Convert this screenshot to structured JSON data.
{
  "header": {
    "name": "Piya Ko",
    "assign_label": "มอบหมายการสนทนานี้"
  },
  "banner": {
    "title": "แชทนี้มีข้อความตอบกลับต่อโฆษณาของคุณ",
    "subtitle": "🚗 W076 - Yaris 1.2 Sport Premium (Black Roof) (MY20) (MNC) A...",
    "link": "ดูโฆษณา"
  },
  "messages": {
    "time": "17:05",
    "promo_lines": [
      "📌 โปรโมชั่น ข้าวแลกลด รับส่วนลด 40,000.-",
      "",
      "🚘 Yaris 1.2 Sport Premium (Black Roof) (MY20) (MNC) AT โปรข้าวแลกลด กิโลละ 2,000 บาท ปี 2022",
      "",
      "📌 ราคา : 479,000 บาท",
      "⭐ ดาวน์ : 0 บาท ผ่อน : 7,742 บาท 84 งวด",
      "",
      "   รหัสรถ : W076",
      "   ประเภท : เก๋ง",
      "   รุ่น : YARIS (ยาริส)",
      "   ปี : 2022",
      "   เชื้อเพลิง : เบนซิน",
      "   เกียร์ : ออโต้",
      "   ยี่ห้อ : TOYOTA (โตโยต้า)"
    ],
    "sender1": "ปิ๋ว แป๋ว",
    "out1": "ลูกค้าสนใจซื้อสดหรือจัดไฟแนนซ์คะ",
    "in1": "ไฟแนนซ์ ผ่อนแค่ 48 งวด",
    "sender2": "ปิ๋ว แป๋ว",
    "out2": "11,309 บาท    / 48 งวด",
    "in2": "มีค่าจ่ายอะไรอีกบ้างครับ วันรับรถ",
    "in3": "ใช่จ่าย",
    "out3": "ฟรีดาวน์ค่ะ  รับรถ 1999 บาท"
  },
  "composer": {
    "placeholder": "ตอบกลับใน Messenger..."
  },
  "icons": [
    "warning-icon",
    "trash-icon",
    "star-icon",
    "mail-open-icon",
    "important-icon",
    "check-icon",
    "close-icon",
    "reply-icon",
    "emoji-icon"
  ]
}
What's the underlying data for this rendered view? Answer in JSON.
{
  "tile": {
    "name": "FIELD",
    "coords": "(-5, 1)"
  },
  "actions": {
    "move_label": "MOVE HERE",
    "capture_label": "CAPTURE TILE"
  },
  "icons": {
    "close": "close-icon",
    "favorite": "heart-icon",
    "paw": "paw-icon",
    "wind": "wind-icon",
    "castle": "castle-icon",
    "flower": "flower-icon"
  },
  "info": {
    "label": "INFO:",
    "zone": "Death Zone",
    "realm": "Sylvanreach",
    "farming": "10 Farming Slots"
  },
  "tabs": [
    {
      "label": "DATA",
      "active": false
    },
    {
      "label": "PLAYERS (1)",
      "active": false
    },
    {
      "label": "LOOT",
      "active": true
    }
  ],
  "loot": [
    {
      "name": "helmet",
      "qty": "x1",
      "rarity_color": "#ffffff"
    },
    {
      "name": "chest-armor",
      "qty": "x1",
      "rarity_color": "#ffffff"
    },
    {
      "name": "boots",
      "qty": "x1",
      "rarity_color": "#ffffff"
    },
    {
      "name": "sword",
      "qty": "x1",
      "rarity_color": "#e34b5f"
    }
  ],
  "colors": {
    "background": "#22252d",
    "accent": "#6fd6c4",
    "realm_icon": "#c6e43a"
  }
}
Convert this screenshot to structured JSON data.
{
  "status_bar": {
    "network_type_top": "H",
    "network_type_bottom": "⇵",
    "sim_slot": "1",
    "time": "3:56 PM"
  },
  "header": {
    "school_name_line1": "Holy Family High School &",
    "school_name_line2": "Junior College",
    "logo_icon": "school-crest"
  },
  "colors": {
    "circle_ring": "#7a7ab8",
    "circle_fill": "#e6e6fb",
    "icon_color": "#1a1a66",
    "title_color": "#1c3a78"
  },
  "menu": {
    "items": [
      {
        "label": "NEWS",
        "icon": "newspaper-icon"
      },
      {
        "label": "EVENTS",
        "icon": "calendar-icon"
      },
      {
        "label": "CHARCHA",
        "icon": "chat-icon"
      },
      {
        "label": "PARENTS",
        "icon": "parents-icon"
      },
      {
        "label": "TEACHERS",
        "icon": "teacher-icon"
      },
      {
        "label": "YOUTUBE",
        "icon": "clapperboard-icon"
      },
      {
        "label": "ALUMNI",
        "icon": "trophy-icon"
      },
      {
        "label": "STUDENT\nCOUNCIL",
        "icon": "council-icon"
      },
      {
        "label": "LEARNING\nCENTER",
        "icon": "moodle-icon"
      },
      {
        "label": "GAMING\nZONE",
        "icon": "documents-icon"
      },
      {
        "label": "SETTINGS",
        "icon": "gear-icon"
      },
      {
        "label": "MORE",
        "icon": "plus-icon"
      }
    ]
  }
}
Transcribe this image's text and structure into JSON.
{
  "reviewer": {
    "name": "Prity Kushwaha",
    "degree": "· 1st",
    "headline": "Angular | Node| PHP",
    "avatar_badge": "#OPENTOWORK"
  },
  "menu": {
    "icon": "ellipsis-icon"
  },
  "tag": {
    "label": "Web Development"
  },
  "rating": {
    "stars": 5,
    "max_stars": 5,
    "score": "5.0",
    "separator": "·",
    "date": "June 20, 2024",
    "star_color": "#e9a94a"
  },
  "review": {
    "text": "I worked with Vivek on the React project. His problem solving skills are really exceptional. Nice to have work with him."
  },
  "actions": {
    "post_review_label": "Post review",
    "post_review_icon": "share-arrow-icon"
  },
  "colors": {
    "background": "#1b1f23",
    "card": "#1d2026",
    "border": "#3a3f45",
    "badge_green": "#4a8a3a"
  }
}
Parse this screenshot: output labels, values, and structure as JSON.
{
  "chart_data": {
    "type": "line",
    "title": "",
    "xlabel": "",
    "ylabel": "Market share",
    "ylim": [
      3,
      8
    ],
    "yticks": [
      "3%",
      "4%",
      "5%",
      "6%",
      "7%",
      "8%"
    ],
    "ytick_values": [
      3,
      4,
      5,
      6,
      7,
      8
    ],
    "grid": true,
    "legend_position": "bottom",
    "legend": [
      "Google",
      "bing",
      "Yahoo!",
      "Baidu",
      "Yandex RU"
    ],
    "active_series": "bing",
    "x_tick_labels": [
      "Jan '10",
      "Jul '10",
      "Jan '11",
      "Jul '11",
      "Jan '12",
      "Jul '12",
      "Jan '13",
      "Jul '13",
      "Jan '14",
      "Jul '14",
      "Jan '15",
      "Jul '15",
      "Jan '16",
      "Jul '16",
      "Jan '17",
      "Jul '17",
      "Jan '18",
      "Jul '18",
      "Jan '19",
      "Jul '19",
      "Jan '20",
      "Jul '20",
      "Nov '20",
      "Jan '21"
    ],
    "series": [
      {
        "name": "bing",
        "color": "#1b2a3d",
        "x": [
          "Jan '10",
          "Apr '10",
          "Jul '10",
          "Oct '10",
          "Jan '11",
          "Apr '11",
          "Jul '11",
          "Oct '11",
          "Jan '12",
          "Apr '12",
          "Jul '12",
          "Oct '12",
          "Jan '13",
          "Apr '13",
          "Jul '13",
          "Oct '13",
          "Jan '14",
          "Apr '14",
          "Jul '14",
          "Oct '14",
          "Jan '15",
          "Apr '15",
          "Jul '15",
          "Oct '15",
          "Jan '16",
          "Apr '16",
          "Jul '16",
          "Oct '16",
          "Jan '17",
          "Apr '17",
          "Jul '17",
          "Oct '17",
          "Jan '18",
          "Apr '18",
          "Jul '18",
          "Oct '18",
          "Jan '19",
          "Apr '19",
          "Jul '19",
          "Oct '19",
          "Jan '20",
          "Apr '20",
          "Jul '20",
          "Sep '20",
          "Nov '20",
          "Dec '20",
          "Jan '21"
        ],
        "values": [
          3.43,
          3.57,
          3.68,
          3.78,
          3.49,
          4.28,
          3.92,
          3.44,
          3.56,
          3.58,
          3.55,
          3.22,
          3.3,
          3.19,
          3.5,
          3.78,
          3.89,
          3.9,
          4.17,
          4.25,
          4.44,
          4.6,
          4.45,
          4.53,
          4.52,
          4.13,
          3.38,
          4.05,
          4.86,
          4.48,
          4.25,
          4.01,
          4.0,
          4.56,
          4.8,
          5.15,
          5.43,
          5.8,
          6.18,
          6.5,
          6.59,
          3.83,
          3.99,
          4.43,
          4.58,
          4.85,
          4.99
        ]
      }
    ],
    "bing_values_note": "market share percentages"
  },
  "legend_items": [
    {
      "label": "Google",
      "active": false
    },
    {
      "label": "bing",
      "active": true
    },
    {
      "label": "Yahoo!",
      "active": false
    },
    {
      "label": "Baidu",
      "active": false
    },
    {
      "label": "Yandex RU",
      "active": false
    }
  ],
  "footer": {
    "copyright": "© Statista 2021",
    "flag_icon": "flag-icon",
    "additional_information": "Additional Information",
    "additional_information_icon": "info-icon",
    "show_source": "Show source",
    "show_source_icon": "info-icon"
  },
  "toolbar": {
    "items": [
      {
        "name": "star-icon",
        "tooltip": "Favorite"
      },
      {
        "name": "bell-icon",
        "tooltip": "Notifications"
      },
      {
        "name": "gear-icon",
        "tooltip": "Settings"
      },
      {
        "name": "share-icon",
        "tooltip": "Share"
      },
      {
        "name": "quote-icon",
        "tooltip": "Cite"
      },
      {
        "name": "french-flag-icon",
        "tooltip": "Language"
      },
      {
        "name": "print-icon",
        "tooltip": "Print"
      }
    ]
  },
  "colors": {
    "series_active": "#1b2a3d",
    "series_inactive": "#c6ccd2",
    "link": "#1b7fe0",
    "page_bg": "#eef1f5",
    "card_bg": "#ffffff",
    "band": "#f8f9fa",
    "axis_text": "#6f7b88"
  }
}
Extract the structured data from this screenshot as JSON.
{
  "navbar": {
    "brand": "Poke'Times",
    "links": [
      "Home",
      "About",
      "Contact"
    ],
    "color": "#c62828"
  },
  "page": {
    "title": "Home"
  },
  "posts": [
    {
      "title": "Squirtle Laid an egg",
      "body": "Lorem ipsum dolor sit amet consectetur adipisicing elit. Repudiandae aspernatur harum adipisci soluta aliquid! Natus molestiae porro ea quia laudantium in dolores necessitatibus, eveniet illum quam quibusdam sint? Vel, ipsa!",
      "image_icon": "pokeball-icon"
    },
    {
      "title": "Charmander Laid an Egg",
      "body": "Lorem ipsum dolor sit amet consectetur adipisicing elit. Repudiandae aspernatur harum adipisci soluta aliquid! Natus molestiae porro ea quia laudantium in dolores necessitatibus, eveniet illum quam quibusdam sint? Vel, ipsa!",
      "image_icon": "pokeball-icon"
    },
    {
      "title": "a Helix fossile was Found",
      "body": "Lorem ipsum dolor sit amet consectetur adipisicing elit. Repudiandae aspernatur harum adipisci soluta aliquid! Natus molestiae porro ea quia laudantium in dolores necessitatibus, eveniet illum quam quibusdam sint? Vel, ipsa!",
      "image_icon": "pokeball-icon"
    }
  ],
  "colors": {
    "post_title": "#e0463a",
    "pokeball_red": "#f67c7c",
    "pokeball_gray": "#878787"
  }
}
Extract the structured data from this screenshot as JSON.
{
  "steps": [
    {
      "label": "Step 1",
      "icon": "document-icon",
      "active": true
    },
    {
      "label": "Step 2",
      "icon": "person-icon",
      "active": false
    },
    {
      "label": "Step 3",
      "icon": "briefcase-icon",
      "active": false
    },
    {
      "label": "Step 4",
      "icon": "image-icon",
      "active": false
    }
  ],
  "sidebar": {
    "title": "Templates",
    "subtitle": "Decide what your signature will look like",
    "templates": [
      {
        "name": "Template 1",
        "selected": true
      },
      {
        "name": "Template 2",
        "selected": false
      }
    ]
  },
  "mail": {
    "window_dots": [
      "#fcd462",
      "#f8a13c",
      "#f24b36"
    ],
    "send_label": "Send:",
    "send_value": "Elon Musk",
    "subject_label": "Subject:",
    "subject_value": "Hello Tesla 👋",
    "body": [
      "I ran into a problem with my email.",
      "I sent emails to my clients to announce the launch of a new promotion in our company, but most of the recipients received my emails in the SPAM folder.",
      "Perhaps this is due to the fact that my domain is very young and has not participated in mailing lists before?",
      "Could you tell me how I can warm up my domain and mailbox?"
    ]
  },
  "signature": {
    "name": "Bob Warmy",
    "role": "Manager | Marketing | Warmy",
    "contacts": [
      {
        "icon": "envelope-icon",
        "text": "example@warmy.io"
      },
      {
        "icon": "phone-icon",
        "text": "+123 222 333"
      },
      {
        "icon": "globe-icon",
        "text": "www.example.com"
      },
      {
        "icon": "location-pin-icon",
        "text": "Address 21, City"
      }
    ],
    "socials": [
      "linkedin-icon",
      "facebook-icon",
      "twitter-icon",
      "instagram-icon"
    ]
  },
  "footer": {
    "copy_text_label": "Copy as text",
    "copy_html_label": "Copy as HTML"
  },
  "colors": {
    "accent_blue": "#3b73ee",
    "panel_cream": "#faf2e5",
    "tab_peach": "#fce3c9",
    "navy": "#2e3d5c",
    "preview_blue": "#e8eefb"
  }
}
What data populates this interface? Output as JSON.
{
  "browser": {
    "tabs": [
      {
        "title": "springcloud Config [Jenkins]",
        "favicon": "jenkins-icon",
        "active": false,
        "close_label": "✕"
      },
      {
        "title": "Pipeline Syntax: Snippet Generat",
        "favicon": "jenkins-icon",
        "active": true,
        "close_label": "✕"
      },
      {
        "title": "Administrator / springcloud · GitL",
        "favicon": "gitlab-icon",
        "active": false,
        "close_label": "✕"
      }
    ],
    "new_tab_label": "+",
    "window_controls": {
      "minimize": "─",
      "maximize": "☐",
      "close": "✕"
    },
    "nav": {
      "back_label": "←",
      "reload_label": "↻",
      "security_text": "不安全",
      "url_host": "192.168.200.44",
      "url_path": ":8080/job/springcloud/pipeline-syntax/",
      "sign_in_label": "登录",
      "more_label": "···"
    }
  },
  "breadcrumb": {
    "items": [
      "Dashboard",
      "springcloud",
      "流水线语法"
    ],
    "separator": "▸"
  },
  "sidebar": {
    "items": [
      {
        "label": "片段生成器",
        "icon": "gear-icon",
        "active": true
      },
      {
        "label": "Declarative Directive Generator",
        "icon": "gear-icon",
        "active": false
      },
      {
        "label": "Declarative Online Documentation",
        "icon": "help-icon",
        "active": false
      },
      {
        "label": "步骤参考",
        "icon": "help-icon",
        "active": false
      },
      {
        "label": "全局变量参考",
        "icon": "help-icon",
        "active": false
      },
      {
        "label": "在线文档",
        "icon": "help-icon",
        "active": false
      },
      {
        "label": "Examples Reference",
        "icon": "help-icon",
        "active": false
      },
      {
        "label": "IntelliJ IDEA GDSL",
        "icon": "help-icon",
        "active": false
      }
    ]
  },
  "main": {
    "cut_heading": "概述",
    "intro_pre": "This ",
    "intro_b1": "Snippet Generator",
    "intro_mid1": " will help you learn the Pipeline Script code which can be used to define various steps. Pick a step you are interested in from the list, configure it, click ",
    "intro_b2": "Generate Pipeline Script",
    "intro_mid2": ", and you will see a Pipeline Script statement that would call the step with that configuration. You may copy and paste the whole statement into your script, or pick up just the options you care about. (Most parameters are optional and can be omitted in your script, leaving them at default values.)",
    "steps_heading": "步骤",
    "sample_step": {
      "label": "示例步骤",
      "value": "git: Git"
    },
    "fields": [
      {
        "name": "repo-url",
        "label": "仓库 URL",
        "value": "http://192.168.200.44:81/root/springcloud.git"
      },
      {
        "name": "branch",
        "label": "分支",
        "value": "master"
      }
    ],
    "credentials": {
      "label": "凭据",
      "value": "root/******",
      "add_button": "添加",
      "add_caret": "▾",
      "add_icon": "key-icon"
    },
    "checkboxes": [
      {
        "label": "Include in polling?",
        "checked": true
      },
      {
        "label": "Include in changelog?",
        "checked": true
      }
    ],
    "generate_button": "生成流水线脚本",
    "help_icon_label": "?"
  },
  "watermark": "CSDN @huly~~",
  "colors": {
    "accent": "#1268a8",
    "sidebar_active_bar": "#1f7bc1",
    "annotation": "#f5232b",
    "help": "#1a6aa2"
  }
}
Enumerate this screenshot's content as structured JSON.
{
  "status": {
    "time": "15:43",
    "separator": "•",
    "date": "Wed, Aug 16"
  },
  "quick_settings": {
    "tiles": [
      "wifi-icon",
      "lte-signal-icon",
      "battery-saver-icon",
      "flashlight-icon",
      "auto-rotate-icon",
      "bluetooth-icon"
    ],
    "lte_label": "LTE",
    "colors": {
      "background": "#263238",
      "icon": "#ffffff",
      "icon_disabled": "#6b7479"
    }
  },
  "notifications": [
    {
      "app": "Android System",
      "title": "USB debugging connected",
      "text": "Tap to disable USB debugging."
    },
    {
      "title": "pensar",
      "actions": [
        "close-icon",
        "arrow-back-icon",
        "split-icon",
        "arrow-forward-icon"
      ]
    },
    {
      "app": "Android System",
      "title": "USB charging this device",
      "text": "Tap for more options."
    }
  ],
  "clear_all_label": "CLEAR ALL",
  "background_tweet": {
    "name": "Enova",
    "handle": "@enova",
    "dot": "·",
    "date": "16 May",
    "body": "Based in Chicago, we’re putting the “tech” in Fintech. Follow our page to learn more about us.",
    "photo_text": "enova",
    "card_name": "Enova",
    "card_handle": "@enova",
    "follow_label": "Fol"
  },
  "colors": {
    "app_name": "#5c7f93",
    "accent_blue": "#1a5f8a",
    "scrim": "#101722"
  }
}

■ ■ ■ ■

Go back to the data above and please quote exactly, and only, the lines from the line with "Enumerate this screenshot's" through its last line.

Enumerate this screenshot's content as structured JSON.
{
  "status": {
    "time": "15:43",
    "separator": "•",
    "date": "Wed, Aug 16"
  },
  "quick_settings": {
    "tiles": [
      "wifi-icon",
      "lte-signal-icon",
      "battery-saver-icon",
      "flashlight-icon",
      "auto-rotate-icon",
      "bluetooth-icon"
    ],
    "lte_label": "LTE",
    "colors": {
      "background": "#263238",
      "icon": "#ffffff",
      "icon_disabled": "#6b7479"
    }
  },
  "notifications": [
    {
      "app": "Android System",
      "title": "USB debugging connected",
      "text": "Tap to disable USB debugging."
    },
    {
      "title": "pensar",
      "actions": [
        "close-icon",
        "arrow-back-icon",
        "split-icon",
        "arrow-forward-icon"
      ]
    },
    {
      "app": "Android System",
      "title": "USB charging this device",
      "text": "Tap for more options."
    }
  ],
  "clear_all_label": "CLEAR ALL",
  "background_tweet": {
    "name": "Enova",
    "handle": "@enova",
    "dot": "·",
    "date": "16 May",
    "body": "Based in Chicago, we’re putting the “tech” in Fintech. Follow our page to learn more about us.",
    "photo_text": "enova",
    "card_name": "Enova",
    "card_handle": "@enova",
    "follow_label": "Fol"
  },
  "colors": {
    "app_name": "#5c7f93",
    "accent_blue": "#1a5f8a",
    "scrim": "#101722"
  }
}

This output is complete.